> Data for this exercise:
* begin *
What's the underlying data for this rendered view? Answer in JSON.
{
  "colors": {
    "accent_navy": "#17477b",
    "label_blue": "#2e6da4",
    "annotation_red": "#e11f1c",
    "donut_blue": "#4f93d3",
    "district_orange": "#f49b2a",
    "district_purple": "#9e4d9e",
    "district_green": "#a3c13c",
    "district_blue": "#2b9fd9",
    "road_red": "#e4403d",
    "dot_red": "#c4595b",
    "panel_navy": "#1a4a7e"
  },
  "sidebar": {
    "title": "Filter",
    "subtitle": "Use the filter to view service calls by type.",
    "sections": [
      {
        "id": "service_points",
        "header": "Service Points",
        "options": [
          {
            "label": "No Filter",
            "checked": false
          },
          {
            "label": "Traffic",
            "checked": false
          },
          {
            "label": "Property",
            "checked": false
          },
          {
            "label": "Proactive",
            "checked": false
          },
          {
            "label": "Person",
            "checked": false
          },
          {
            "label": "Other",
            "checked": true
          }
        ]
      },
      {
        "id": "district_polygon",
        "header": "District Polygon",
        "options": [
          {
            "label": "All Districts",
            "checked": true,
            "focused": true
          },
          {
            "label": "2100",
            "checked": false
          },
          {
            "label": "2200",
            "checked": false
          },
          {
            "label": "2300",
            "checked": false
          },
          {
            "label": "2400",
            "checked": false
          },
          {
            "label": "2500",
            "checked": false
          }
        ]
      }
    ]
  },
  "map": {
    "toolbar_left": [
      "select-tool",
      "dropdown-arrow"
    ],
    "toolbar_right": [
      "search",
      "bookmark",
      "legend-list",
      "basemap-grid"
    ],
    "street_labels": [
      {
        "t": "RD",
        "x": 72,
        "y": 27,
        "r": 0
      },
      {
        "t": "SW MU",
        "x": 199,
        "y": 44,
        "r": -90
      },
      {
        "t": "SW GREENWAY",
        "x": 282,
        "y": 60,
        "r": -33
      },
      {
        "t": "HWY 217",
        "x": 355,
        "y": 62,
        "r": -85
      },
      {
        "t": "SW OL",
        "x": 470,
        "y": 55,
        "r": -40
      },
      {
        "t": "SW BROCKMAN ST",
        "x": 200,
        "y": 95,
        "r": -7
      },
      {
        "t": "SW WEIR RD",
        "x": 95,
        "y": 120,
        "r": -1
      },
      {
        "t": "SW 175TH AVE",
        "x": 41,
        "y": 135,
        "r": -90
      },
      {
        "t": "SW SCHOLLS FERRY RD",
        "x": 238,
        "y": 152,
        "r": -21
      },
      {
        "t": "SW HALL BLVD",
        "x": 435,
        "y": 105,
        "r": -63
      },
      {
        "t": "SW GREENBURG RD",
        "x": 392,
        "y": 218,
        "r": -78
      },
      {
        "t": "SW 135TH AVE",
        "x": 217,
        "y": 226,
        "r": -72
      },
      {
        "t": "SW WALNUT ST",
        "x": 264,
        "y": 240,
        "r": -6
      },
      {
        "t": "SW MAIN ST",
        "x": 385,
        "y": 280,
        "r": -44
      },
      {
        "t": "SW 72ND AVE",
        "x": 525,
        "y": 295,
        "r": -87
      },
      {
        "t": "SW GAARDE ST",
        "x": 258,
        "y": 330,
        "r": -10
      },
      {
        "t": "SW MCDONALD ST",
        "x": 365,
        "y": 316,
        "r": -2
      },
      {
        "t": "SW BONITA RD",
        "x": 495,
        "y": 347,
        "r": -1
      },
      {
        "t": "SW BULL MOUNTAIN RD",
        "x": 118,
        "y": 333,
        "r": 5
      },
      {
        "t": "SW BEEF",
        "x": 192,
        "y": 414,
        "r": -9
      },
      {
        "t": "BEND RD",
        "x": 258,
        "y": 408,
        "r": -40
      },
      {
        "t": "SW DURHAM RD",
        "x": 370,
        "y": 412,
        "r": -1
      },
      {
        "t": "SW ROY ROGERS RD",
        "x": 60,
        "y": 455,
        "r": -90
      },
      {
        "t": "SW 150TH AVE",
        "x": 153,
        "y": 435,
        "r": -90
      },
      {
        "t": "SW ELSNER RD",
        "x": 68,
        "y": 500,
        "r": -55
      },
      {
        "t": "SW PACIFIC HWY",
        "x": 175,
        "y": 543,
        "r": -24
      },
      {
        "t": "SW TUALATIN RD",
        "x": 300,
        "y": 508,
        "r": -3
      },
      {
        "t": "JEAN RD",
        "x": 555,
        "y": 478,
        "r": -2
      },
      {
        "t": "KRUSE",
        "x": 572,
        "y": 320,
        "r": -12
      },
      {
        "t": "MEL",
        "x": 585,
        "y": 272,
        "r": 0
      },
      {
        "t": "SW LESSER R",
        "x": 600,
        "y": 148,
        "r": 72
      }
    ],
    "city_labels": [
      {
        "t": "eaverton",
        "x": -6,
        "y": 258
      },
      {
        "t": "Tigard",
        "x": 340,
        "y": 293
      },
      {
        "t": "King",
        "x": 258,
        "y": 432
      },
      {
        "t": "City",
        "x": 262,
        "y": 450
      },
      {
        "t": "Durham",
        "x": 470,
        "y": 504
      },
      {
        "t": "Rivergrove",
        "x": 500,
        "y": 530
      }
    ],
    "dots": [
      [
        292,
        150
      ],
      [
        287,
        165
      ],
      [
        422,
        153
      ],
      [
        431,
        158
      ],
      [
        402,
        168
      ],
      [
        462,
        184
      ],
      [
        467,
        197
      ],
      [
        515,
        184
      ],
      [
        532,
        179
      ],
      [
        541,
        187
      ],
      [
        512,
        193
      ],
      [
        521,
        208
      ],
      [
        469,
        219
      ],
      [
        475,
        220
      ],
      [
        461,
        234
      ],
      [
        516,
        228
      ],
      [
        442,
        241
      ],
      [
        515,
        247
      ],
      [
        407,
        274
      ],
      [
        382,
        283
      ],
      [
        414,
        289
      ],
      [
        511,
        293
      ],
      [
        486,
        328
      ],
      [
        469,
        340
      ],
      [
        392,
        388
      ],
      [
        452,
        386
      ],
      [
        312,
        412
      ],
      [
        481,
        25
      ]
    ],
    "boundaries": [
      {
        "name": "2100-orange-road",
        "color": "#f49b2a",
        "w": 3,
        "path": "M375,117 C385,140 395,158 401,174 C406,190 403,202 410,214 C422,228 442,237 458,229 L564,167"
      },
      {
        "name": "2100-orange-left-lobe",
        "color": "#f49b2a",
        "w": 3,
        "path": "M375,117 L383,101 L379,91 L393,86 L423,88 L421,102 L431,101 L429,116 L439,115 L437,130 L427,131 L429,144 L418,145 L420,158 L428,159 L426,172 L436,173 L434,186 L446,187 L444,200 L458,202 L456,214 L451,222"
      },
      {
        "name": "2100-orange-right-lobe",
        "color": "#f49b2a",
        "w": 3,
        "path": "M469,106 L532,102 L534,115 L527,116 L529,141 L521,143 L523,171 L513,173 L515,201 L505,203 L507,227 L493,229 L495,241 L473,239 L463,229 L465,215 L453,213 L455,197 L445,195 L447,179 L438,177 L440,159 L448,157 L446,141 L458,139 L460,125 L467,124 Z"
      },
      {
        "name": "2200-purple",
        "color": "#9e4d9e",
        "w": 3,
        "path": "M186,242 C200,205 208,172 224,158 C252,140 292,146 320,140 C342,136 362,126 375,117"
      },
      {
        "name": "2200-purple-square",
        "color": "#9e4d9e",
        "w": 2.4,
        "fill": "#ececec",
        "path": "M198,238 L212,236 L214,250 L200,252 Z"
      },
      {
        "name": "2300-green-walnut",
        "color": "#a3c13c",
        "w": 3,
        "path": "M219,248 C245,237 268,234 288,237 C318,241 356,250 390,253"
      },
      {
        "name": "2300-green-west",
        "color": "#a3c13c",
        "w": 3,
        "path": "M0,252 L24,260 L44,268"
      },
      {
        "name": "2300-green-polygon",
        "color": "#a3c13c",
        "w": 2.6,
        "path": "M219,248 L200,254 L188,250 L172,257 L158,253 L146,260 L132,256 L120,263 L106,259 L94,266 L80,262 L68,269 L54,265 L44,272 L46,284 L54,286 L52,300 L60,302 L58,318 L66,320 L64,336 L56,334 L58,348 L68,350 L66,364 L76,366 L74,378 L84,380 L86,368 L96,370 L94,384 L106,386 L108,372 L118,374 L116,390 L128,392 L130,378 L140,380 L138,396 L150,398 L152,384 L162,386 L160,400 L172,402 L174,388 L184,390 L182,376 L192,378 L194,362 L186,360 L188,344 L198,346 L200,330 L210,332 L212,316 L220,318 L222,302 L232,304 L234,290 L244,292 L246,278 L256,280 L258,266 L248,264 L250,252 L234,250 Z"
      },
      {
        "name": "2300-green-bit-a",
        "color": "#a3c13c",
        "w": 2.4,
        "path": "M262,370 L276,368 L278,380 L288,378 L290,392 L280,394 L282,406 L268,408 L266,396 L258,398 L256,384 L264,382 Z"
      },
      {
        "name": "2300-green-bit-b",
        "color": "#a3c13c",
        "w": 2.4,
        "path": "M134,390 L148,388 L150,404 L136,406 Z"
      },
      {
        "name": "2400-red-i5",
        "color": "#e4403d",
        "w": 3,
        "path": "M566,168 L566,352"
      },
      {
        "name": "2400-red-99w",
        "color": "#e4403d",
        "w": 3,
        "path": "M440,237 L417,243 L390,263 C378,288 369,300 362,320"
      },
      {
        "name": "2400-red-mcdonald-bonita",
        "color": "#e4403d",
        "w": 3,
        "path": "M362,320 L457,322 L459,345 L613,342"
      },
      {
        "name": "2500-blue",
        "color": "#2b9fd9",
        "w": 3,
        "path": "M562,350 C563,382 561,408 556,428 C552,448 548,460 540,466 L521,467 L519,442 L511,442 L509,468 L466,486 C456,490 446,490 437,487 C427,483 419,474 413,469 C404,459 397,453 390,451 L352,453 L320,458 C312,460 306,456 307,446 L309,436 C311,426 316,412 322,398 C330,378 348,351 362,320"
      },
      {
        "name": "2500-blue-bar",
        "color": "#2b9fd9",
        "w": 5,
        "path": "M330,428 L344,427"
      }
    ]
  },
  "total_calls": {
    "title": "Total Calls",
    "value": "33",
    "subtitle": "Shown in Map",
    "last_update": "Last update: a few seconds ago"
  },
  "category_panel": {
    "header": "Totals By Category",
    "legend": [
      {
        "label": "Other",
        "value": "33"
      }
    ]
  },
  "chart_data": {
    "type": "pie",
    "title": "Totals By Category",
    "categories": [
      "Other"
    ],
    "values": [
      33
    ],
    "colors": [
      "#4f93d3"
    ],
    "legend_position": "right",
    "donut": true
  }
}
* end *
Which lines hold the word "lobe"? Copy each of them from the records.

> Output:
        "name": "2100-orange-left-lobe",
        "name": "2100-orange-right-lobe",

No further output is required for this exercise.